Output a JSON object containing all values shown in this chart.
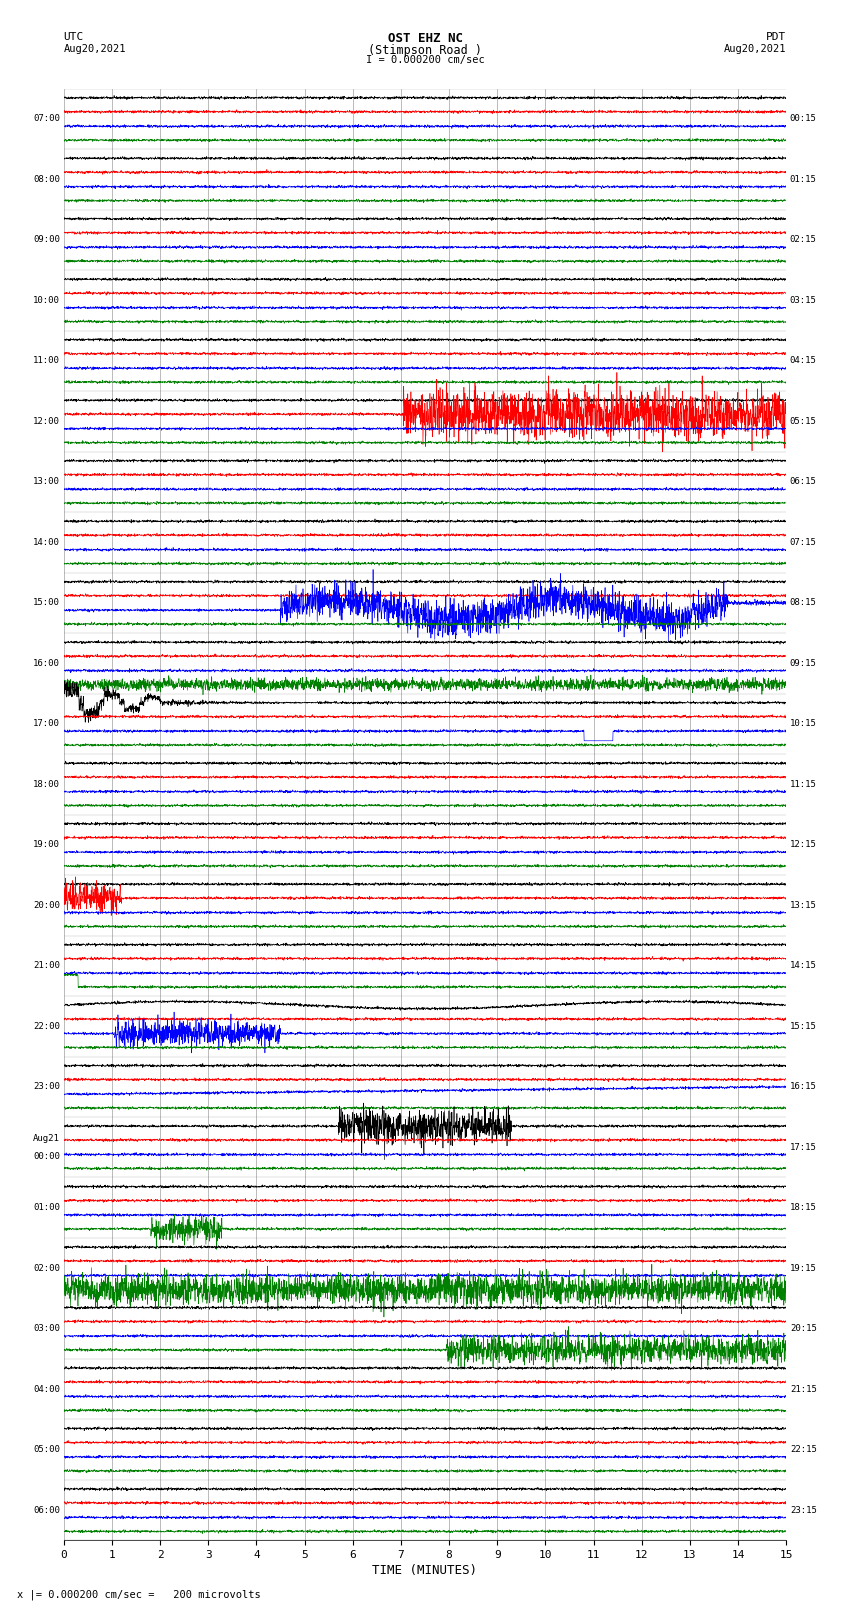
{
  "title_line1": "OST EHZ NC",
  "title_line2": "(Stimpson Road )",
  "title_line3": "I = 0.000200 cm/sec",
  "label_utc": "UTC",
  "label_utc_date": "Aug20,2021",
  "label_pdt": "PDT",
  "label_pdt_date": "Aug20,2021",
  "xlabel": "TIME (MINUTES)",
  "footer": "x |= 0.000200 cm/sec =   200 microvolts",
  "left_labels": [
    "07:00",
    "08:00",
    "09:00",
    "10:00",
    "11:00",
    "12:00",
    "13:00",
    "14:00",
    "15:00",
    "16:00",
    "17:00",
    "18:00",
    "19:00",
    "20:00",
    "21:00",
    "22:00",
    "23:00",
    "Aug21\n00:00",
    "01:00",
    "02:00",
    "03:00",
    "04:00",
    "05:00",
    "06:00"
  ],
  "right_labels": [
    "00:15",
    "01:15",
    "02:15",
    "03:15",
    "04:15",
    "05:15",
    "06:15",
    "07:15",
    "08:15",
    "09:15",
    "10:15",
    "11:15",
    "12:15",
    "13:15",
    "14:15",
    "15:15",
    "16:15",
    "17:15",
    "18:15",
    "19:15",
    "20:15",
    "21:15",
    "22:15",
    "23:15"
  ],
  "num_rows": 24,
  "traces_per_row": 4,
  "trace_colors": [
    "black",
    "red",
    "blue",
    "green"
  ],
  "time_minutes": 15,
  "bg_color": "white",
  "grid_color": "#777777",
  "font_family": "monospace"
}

_EXERCISE AIM_
Give every record back exactly as it reads, with no images.

_TASK OUTPUT_
Output a JSON object containing all values shown in this chart.
{
  "title_line1": "OST EHZ NC",
  "title_line2": "(Stimpson Road )",
  "title_line3": "I = 0.000200 cm/sec",
  "label_utc": "UTC",
  "label_utc_date": "Aug20,2021",
  "label_pdt": "PDT",
  "label_pdt_date": "Aug20,2021",
  "xlabel": "TIME (MINUTES)",
  "footer": "x |= 0.000200 cm/sec =   200 microvolts",
  "left_labels": [
    "07:00",
    "08:00",
    "09:00",
    "10:00",
    "11:00",
    "12:00",
    "13:00",
    "14:00",
    "15:00",
    "16:00",
    "17:00",
    "18:00",
    "19:00",
    "20:00",
    "21:00",
    "22:00",
    "23:00",
    "Aug21\n00:00",
    "01:00",
    "02:00",
    "03:00",
    "04:00",
    "05:00",
    "06:00"
  ],
  "right_labels": [
    "00:15",
    "01:15",
    "02:15",
    "03:15",
    "04:15",
    "05:15",
    "06:15",
    "07:15",
    "08:15",
    "09:15",
    "10:15",
    "11:15",
    "12:15",
    "13:15",
    "14:15",
    "15:15",
    "16:15",
    "17:15",
    "18:15",
    "19:15",
    "20:15",
    "21:15",
    "22:15",
    "23:15"
  ],
  "num_rows": 24,
  "traces_per_row": 4,
  "trace_colors": [
    "black",
    "red",
    "blue",
    "green"
  ],
  "time_minutes": 15,
  "bg_color": "white",
  "grid_color": "#777777",
  "font_family": "monospace"
}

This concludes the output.